ENTRIES SUPPLIED:

______________________________

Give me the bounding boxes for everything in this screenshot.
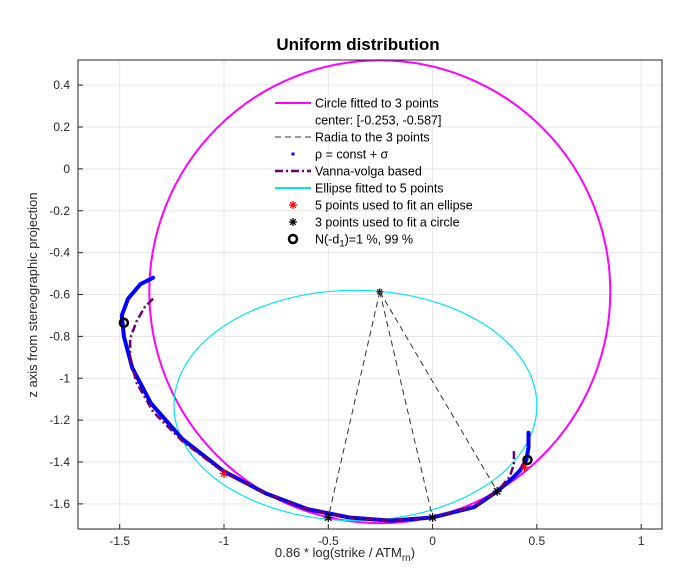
y-tick-label: 0 [63,162,70,176]
ellipse-fit-point [219,469,229,479]
legend-entry-label: ρ = const + σ [315,148,388,162]
x-tick-label: 0.5 [529,534,546,548]
circle-center-point [376,288,384,296]
fitted-ellipse [173,289,538,522]
x-axis-label: 0.86 * log(strike / ATMrn) [275,545,415,564]
x-tick-label: -1.5 [109,534,130,548]
x-tick-label: -1 [219,534,230,548]
legend-entry-label: center: [-0.253, -0.587] [315,114,441,128]
y-tick-label: -0.8 [49,329,70,343]
y-tick-label: -1.4 [49,455,70,469]
legend: Circle fitted to 3 points center: [-0.253… [275,97,473,250]
y-tick-label: -1.2 [49,413,70,427]
legend-swatch-star [289,218,297,226]
y-axis-ticks: 0.4 0.2 0 -0.2 -0.4 -0.6 -0.8 -1 -1.2 -1.4 -1.6 [49,78,83,511]
legend-swatch-star [289,201,297,209]
grid-lines [78,60,662,529]
y-tick-label: 0.2 [53,120,70,134]
legend-entry-label: 5 points used to fit an ellipse [315,199,473,213]
y-tick-label: -0.6 [49,288,70,302]
circle-fit-point [492,486,502,496]
plot-content [118,59,612,525]
x-tick-label: 1 [638,534,645,548]
legend-entry-label: Radia to the 3 points [315,131,430,145]
legend-swatch-dot [291,152,295,156]
circle-fit-point [428,512,438,522]
chart-title: Uniform distribution [276,35,439,54]
radius-line [379,291,498,492]
ellipse-fit-point [519,462,529,472]
x-axis-ticks: -1.5 -1 -0.5 0 0.5 1 [109,524,645,548]
nd1-point [118,317,130,329]
y-tick-label: -0.4 [49,246,70,260]
x-tick-label: 0 [429,534,436,548]
legend-swatch-circle [287,233,299,245]
legend-entry-label: Ellipse fitted to 5 points [315,182,444,196]
nd1-point [522,454,533,466]
y-tick-label: -0.2 [49,204,70,218]
radius-line [327,291,381,518]
circle-fit-point [323,512,333,522]
legend-entry-label: N(-d1)=1 %, 99 % [315,233,413,250]
radius-line [379,291,434,518]
y-axis-label: z axis from stereographic projection [25,192,40,397]
legend-entry-label: Circle fitted to 3 points [315,97,439,111]
legend-entry-label: Vanna-volga based [315,165,422,179]
y-tick-label: 0.4 [53,78,70,92]
y-tick-label: -1 [59,371,70,385]
legend-entry-label: 3 points used to fit a circle [315,216,460,230]
x-tick-label: -0.5 [318,534,339,548]
y-tick-label: -1.6 [49,497,70,511]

______________________________

Reproduce the data above verbatim, line by line, omitting the picture.

Give me the bounding boxes for everything in this screenshot.
y-tick-label: 0 [63,162,70,176]
ellipse-fit-point [219,469,229,479]
legend-entry-label: ρ = const + σ [315,148,388,162]
x-tick-label: 0.5 [529,534,546,548]
circle-center-point [376,288,384,296]
fitted-ellipse [173,289,538,522]
x-axis-label: 0.86 * log(strike / ATMrn) [275,545,415,564]
x-tick-label: -1.5 [109,534,130,548]
x-tick-label: -1 [219,534,230,548]
legend-entry-label: center: [-0.253, -0.587] [315,114,441,128]
y-tick-label: -0.8 [49,329,70,343]
y-tick-label: -1.4 [49,455,70,469]
legend: Circle fitted to 3 points center: [-0.253… [275,97,473,250]
y-tick-label: -1.2 [49,413,70,427]
legend-swatch-star [289,218,297,226]
y-axis-ticks: 0.4 0.2 0 -0.2 -0.4 -0.6 -0.8 -1 -1.2 -1.4 -1.6 [49,78,83,511]
legend-swatch-star [289,201,297,209]
grid-lines [78,60,662,529]
y-tick-label: 0.2 [53,120,70,134]
legend-entry-label: 5 points used to fit an ellipse [315,199,473,213]
y-tick-label: -0.6 [49,288,70,302]
circle-fit-point [492,486,502,496]
plot-content [118,59,612,525]
x-tick-label: 1 [638,534,645,548]
legend-entry-label: Radia to the 3 points [315,131,430,145]
legend-swatch-dot [291,152,295,156]
circle-fit-point [428,512,438,522]
chart-title: Uniform distribution [276,35,439,54]
radius-line [379,291,498,492]
ellipse-fit-point [519,462,529,472]
x-axis-ticks: -1.5 -1 -0.5 0 0.5 1 [109,524,645,548]
nd1-point [118,317,130,329]
y-tick-label: -0.4 [49,246,70,260]
x-tick-label: 0 [429,534,436,548]
legend-swatch-circle [287,233,299,245]
legend-entry-label: Ellipse fitted to 5 points [315,182,444,196]
nd1-point [522,454,533,466]
y-tick-label: -0.2 [49,204,70,218]
radius-line [327,291,381,518]
circle-fit-point [323,512,333,522]
legend-entry-label: N(-d1)=1 %, 99 % [315,233,413,250]
radius-line [379,291,434,518]
y-axis-label: z axis from stereographic projection [25,192,40,397]
legend-entry-label: Circle fitted to 3 points [315,97,439,111]
legend-entry-label: Vanna-volga based [315,165,422,179]
y-tick-label: 0.4 [53,78,70,92]
y-tick-label: -1 [59,371,70,385]
legend-entry-label: 3 points used to fit a circle [315,216,460,230]
x-tick-label: -0.5 [318,534,339,548]
y-tick-label: -1.6 [49,497,70,511]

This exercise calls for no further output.